• Teks Bacaan
Keyakinan Aji bukan tanpa dasar. Dari tahun ke tahun, SMAN 70 dikenal sebagai salah satu ‘pemasok’ mahasiswa ke UI.
Ia menyebut, di laman resmi PPKB UI dijelaskan bahwa seleksi mempertimbangkan ‘performance sekolah’ serta kuota program studi. Maka, saat hasil yang keluar justru nol siswa diterima, Aji dan teman-temannya hanya bisa terpaku.
“Padahal di laman PPKB tertera kalau ‘Proses seleksi dilakukan berdasarkan perfomance sekolah (prestasi alumninya di UI) dan kuota dari masing-masing prodi’, walaupun perubahannya mendadak sekali ya,” jelas Aji.
“Setelah itu saya mencoba menerima kalau mungkin ini bukan rezeki saya aja, berarti saya harus lebih berusaha lagi,” ujarnya pasrah.

Kekecewaan serupa juga disampaikan teman satu sekolahnya, Umar (19). Ia tak hanya kecewa, tapi juga kesal.
Menurutnya, persoalan bukan pada usaha mereka, melainkan pada sistem yang berubah tiba-tiba.

• Petunjuk Tugas
a – Salinlah bagian teks bacaan mulai dari "Keyakinan Aji bukan" dan terus hingga "tapi juga kesal.".
b – Jawablah pertanyaan berikut berdasarkan teks bacaan.
(i) Sekolah apa yang dikenal sebagai salah satu 'pemasok' mahasiswa ke UI?
(ii) Berapa siswa yang diterima menurut hasil seleksi yang keluar?
(iii) Berapa usia Umar?
Baris data di bawah ini tidak berkaitan dengan teks bacaan.

• Data yang Diberikan
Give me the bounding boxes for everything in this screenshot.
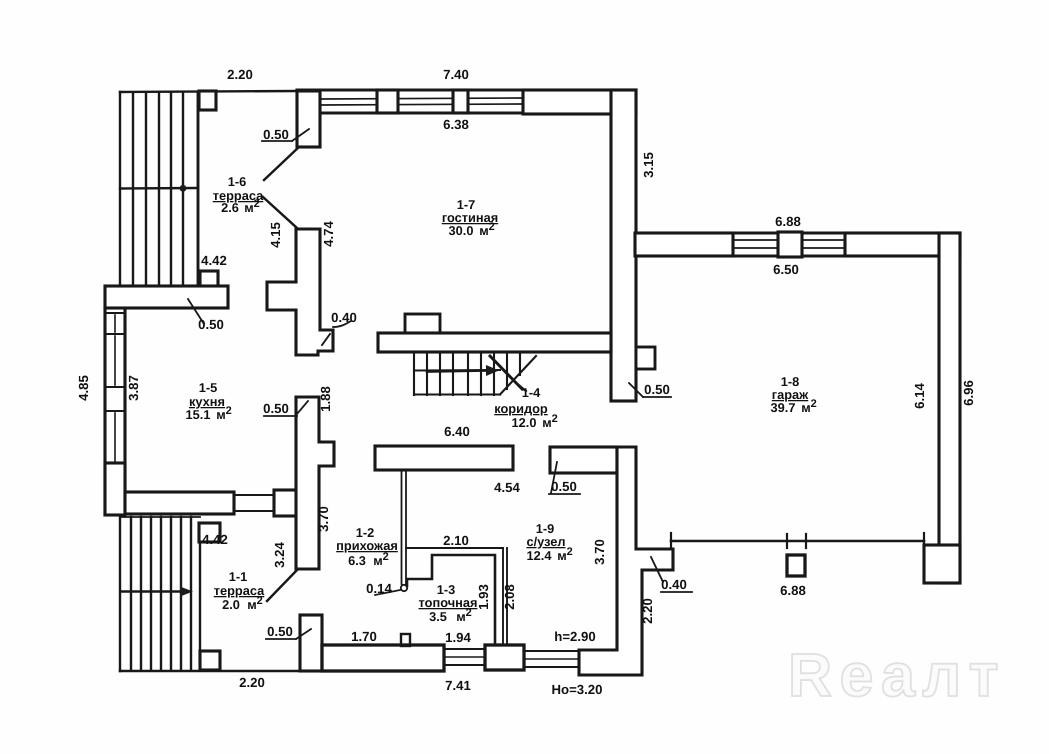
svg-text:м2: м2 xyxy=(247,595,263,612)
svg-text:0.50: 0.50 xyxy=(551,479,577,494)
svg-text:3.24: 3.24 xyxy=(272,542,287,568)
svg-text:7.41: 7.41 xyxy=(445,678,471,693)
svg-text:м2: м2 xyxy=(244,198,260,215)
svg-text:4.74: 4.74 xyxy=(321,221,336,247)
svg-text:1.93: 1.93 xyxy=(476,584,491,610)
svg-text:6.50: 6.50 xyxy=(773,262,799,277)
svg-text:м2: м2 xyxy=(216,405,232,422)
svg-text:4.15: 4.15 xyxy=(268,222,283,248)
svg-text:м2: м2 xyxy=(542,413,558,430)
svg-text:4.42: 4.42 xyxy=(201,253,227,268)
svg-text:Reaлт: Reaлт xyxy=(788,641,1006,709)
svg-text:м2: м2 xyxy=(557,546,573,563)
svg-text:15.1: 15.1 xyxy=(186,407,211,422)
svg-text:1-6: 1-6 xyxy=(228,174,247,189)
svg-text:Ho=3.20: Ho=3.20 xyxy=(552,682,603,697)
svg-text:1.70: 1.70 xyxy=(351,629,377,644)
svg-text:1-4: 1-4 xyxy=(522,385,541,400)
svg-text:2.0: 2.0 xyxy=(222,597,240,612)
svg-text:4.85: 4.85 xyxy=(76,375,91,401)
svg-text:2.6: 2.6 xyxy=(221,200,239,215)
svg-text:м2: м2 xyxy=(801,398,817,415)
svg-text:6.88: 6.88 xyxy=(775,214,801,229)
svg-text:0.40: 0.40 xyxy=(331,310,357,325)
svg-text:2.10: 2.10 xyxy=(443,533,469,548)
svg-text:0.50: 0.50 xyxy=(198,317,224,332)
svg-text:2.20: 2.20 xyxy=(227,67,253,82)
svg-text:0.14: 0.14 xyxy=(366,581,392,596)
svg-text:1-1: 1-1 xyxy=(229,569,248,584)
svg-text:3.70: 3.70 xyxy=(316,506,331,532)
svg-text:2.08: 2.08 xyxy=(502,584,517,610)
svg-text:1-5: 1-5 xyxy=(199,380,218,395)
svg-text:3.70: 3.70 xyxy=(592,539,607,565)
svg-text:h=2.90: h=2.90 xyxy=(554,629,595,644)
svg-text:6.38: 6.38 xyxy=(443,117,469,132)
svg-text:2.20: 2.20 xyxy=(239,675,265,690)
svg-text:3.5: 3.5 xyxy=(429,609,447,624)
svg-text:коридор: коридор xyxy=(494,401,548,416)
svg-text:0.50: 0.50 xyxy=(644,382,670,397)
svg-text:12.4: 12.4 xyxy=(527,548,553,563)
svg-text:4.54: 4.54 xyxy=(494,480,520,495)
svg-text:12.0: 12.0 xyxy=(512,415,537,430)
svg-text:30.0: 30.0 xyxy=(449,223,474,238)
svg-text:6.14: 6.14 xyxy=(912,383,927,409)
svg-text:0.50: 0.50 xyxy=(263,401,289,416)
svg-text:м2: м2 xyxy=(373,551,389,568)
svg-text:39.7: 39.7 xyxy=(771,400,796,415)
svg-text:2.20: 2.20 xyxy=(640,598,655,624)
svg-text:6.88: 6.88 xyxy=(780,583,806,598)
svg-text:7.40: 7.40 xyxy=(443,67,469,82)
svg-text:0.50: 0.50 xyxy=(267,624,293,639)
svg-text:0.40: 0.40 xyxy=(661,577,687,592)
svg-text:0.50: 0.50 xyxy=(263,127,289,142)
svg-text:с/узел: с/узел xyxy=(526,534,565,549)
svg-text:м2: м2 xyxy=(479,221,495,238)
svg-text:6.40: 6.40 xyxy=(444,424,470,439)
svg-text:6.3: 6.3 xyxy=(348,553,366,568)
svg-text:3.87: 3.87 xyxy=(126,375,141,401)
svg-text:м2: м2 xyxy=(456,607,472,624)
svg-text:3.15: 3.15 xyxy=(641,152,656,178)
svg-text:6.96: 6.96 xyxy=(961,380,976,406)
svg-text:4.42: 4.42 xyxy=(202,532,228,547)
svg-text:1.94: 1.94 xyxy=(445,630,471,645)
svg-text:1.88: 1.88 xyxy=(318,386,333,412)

==

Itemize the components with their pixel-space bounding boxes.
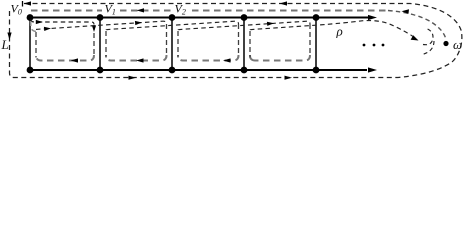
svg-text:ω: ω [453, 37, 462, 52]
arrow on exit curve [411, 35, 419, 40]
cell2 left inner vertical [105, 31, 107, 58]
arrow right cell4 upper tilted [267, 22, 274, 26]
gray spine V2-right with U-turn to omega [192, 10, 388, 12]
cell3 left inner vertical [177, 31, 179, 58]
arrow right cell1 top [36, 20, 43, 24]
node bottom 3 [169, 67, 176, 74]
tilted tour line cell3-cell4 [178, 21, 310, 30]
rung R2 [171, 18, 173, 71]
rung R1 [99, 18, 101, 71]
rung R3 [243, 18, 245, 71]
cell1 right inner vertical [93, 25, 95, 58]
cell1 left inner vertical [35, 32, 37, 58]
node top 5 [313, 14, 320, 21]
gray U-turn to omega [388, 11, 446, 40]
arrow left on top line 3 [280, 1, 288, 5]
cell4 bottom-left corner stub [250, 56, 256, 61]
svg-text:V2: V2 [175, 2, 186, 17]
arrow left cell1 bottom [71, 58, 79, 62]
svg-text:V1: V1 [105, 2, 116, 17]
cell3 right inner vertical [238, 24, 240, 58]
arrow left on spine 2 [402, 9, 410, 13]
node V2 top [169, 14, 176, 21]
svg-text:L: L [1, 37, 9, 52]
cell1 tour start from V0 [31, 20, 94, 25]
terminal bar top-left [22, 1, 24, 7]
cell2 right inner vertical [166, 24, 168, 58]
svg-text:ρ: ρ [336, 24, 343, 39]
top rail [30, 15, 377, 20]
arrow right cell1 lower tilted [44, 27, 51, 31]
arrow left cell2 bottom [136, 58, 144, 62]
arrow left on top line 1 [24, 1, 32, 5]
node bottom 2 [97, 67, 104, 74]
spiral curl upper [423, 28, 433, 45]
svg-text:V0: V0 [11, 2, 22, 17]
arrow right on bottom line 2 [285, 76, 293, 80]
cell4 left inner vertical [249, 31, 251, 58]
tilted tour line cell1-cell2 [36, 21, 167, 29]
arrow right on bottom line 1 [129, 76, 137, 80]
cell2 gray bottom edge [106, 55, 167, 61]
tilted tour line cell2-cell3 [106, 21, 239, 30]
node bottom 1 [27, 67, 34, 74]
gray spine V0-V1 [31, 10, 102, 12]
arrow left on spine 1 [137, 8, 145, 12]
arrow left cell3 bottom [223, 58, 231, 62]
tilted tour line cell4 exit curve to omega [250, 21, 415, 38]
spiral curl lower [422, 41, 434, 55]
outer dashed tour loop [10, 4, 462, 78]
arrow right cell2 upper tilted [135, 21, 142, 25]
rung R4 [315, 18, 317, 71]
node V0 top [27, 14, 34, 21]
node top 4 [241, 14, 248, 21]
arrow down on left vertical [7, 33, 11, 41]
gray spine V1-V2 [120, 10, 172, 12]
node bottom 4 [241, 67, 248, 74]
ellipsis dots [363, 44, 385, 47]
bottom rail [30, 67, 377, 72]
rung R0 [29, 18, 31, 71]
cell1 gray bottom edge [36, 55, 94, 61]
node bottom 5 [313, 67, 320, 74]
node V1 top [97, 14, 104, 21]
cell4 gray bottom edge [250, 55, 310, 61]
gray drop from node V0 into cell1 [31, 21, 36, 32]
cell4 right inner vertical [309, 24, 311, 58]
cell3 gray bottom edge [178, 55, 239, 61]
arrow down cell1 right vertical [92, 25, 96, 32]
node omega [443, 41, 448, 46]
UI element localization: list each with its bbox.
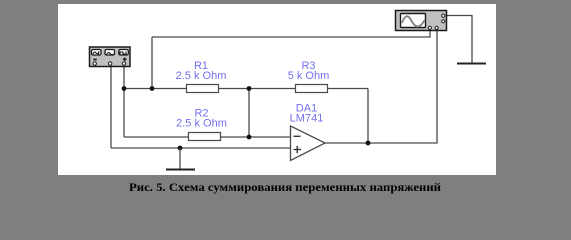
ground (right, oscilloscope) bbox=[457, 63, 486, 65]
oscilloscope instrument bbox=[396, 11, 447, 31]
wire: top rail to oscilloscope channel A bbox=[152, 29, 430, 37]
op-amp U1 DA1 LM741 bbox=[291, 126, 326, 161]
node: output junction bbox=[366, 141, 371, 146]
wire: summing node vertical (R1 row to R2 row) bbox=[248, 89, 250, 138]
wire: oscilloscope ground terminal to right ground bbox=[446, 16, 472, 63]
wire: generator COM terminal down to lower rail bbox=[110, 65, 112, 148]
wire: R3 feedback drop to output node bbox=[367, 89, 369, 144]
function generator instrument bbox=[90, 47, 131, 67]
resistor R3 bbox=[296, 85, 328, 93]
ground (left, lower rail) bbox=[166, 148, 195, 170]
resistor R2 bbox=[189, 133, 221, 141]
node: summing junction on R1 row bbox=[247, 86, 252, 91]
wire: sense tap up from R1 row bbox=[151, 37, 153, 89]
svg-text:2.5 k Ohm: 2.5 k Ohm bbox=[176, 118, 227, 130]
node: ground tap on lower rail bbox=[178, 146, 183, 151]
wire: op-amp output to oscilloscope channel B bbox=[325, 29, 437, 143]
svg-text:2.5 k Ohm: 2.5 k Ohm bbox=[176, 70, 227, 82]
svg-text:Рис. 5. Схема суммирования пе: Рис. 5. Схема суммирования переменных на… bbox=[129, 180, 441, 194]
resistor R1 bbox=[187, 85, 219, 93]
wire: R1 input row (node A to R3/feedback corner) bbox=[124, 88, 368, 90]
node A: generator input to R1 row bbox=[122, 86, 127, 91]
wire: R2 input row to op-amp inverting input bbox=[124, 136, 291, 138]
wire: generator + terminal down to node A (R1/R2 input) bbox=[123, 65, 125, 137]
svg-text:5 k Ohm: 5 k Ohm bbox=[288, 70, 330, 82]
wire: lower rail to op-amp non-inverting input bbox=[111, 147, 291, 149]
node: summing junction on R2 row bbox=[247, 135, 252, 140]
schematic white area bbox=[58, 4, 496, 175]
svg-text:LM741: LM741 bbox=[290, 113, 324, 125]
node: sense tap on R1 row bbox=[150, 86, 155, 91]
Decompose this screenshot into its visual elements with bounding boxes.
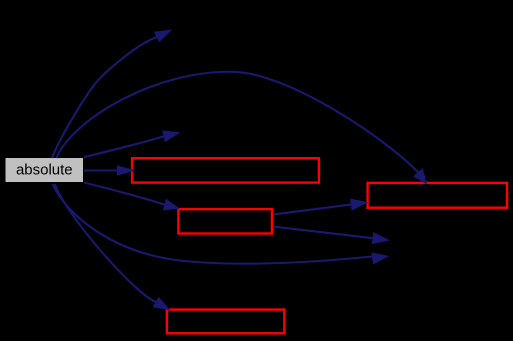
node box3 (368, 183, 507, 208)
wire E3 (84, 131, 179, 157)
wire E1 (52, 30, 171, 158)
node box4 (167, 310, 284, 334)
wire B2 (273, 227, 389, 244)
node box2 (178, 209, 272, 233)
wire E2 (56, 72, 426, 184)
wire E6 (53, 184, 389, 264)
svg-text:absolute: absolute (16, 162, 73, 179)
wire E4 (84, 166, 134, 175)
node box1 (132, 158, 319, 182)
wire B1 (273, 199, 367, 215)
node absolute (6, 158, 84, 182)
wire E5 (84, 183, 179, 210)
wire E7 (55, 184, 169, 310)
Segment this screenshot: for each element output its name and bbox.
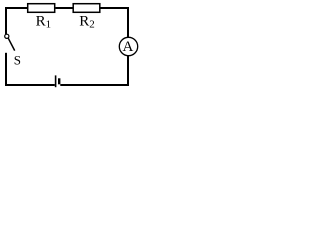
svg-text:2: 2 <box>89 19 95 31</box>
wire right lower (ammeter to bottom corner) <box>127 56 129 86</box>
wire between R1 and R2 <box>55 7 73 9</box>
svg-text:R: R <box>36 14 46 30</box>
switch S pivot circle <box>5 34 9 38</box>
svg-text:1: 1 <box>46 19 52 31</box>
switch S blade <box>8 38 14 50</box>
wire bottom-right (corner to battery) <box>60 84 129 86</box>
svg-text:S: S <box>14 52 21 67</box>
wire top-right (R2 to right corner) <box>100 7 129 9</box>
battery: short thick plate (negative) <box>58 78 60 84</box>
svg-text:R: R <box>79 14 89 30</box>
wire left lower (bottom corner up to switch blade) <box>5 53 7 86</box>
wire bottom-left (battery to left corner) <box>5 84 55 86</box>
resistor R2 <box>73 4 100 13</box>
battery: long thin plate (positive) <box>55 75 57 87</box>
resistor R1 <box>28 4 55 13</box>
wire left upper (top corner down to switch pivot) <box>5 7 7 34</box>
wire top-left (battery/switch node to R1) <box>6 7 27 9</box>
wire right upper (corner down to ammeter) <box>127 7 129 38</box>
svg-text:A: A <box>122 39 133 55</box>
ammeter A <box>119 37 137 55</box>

• Jawaban Tugas
a –
Keyakinan Aji bukan tanpa dasar. Dari tahun ke tahun, SMAN 70 dikenal sebagai salah satu ‘pemasok’ mahasiswa ke UI.
Ia menyebut, di laman resmi PPKB UI dijelaskan bahwa seleksi mempertimbangkan ‘performance sekolah’ serta kuota program studi. Maka, saat hasil yang keluar justru nol siswa diterima, Aji dan teman-temannya hanya bisa terpaku.
“Padahal di laman PPKB tertera kalau ‘Proses seleksi dilakukan berdasarkan perfomance sekolah (prestasi alumninya di UI) dan kuota dari masing-masing prodi’, walaupun perubahannya mendadak sekali ya,” jelas Aji.
“Setelah itu saya mencoba menerima kalau mungkin ini bukan rezeki saya aja, berarti saya harus lebih berusaha lagi,” ujarnya pasrah.

Kekecewaan serupa juga disampaikan teman satu sekolahnya, Umar (19). Ia tak hanya kecewa, tapi juga kesal.

b –
(i) SMAN 70.
(ii) Nol siswa.
(iii) 19 tahun.